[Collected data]
⟨
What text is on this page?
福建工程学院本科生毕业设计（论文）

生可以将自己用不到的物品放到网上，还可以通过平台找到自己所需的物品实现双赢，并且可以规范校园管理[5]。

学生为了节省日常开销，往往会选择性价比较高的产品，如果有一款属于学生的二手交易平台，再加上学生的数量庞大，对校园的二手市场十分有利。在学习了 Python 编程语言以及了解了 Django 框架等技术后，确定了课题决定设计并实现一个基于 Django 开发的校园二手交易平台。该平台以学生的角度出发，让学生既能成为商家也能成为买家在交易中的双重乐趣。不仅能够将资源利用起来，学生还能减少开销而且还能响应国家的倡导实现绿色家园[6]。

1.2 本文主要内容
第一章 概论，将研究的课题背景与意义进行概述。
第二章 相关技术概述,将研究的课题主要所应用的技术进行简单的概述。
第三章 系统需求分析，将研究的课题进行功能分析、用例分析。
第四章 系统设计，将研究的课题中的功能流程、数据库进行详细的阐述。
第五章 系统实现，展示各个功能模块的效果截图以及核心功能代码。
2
⟩
Set down all of the records shown above once more, exactly.

### Result for this task
What text is on this page?
福建工程学院本科生毕业设计（论文）

生可以将自己用不到的物品放到网上，还可以通过平台找到自己所需的物品实现双赢，并且可以规范校园管理[5]。

学生为了节省日常开销，往往会选择性价比较高的产品，如果有一款属于学生的二手交易平台，再加上学生的数量庞大，对校园的二手市场十分有利。在学习了 Python 编程语言以及了解了 Django 框架等技术后，确定了课题决定设计并实现一个基于 Django 开发的校园二手交易平台。该平台以学生的角度出发，让学生既能成为商家也能成为买家在交易中的双重乐趣。不仅能够将资源利用起来，学生还能减少开销而且还能响应国家的倡导实现绿色家园[6]。

1.2 本文主要内容
第一章 概论，将研究的课题背景与意义进行概述。
第二章 相关技术概述,将研究的课题主要所应用的技术进行简单的概述。
第三章 系统需求分析，将研究的课题进行功能分析、用例分析。
第四章 系统设计，将研究的课题中的功能流程、数据库进行详细的阐述。
第五章 系统实现，展示各个功能模块的效果截图以及核心功能代码。
2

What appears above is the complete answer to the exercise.